Extracted data
____________________
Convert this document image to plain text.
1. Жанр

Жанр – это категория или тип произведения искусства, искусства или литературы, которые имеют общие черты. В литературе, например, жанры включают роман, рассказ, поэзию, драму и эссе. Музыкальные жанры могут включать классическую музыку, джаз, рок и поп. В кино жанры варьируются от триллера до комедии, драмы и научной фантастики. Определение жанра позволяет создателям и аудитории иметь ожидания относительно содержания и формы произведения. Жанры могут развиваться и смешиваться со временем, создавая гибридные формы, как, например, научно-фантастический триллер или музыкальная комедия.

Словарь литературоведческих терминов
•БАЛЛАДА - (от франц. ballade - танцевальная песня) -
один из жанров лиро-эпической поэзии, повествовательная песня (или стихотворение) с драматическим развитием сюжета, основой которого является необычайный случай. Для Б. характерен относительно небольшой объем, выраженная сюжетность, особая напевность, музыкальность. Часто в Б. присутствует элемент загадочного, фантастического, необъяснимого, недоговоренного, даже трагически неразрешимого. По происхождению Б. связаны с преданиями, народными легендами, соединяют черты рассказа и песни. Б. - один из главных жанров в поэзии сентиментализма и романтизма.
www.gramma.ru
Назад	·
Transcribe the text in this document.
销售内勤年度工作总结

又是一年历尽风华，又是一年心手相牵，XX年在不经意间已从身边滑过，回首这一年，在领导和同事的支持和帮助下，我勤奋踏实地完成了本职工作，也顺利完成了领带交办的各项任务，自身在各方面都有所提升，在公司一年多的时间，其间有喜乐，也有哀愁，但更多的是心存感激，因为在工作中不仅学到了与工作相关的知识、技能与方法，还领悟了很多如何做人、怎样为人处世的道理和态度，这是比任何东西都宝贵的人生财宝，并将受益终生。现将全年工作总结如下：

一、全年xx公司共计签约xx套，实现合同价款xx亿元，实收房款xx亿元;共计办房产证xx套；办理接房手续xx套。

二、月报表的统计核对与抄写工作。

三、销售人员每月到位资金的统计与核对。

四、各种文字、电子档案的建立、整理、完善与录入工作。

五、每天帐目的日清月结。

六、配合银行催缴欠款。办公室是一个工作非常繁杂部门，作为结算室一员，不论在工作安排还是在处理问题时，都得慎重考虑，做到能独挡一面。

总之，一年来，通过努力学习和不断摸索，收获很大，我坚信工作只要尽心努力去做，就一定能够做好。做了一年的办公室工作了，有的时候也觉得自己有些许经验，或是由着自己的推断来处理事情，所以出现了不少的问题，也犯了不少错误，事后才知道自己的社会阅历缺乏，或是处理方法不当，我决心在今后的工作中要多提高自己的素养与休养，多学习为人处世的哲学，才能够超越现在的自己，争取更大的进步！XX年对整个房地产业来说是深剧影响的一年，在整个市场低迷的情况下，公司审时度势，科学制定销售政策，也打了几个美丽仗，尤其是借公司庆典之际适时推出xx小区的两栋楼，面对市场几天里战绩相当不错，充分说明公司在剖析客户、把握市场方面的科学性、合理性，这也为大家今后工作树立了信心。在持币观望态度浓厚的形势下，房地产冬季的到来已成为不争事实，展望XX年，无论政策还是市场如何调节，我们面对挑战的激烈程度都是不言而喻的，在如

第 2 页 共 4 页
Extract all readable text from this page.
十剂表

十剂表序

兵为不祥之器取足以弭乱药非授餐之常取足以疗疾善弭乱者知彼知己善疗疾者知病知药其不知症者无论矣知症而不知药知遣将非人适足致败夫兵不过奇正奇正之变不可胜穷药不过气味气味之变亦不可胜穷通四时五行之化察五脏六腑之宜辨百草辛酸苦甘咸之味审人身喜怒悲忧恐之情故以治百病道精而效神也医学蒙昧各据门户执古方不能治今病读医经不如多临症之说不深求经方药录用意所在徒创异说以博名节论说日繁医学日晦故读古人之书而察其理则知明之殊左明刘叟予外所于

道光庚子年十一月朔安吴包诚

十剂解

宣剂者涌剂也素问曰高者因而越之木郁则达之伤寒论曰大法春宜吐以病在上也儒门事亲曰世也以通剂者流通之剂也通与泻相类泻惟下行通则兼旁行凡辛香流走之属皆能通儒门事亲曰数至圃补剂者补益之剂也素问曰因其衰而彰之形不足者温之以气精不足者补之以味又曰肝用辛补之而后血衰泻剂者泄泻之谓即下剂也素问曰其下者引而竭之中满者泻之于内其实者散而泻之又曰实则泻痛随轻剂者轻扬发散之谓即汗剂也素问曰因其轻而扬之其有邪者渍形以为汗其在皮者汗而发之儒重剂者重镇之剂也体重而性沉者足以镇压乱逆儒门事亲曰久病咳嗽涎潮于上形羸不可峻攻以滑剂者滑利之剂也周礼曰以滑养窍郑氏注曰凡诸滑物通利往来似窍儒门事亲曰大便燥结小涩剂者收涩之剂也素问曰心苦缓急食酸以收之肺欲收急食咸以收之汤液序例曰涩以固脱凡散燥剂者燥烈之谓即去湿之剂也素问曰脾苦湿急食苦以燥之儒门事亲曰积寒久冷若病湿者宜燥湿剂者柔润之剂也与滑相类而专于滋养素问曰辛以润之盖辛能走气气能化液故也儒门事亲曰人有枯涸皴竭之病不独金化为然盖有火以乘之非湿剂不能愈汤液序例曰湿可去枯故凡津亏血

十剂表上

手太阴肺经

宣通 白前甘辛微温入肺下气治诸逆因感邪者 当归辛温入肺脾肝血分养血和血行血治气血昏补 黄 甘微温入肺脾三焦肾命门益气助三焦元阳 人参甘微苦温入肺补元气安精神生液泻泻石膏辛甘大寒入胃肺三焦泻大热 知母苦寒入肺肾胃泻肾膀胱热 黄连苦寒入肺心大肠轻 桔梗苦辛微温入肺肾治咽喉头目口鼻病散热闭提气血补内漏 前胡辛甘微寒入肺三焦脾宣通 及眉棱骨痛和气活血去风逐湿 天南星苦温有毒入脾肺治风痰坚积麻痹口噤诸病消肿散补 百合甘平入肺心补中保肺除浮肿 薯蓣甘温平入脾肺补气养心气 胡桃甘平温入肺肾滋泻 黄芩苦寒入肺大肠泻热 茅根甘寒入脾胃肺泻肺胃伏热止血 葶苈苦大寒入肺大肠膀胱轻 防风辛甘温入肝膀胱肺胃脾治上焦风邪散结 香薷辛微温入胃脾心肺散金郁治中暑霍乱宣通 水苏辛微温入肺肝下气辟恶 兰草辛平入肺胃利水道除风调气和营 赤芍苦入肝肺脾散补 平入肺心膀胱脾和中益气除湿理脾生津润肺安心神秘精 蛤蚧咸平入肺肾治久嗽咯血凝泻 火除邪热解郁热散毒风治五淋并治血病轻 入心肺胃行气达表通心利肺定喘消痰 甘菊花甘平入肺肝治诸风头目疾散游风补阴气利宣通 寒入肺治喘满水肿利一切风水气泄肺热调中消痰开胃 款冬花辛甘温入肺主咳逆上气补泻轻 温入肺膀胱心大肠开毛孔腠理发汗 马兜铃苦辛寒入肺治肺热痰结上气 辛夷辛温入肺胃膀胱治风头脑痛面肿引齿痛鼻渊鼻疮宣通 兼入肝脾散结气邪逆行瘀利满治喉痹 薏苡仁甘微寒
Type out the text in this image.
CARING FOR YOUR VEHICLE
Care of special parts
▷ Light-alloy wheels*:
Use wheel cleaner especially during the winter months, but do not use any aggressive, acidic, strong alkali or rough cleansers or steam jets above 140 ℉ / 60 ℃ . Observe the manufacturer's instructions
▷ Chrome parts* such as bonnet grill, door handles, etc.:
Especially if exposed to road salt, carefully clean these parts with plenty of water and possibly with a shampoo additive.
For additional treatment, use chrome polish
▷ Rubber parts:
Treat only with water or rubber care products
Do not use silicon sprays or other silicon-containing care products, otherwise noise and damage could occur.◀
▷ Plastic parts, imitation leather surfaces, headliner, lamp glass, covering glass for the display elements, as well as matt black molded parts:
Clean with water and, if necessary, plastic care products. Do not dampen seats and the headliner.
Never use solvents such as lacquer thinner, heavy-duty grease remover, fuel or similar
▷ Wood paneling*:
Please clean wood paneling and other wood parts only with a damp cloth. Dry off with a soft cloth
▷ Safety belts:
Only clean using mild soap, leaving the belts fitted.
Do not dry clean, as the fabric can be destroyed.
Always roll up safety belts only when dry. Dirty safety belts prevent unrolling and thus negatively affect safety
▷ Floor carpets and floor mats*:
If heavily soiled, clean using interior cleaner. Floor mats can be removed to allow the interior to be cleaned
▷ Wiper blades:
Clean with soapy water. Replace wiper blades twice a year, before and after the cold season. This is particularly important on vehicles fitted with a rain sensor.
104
____________________
Search the entries for the word "document" and copy every line that has it.

Full response
Convert this document image to plain text.
Transcribe the text in this document.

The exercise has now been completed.